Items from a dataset
************

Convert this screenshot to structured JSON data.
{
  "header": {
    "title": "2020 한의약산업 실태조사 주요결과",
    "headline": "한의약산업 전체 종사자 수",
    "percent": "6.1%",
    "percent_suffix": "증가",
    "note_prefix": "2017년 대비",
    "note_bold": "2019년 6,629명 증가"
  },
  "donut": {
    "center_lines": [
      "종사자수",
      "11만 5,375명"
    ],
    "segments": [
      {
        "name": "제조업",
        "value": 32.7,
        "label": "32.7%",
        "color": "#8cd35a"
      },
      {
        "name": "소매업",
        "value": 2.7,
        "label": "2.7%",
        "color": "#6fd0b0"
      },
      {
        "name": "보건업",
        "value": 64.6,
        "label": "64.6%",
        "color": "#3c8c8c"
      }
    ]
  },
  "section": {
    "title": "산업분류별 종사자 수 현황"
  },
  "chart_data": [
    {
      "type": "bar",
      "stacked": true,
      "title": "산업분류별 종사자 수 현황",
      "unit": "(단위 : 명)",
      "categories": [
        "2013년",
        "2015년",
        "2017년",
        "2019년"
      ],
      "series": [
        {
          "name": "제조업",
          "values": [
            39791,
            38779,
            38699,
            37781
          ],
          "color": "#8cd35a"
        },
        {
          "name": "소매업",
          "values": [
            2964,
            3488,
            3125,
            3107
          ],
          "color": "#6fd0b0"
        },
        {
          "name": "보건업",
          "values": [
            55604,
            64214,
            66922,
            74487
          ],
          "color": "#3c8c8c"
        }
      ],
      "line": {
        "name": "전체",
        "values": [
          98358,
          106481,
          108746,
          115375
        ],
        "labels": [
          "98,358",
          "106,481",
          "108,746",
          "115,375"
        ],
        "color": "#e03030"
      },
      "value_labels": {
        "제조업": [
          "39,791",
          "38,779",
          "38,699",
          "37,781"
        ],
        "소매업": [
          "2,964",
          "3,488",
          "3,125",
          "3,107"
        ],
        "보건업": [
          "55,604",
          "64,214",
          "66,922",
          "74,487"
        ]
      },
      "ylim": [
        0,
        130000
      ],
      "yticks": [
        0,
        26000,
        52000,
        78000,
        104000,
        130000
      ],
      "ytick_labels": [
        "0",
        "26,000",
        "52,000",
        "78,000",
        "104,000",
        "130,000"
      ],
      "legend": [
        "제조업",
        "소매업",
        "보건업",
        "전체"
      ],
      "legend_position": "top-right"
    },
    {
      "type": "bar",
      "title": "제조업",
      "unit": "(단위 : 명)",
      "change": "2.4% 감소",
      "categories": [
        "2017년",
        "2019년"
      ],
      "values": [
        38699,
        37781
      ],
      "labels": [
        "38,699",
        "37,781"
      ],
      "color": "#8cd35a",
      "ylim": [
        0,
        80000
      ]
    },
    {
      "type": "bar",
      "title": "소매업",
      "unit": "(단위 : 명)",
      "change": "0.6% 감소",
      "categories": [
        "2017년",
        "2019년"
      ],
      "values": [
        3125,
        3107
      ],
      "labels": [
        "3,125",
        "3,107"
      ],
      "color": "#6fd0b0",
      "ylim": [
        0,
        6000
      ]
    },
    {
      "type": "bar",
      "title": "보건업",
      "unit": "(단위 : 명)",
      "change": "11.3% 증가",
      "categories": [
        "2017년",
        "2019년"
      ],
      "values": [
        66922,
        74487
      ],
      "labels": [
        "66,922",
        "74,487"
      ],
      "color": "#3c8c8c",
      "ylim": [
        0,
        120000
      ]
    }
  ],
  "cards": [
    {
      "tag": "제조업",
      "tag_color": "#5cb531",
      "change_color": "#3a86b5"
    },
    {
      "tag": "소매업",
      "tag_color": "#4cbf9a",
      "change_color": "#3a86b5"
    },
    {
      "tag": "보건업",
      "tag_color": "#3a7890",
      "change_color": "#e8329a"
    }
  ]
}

************

SHORT EXERCISE. Check each line of the records above for the word "산업분류별", then give the number of lines that have it, with no other words.

EXERCISE RESULT. 2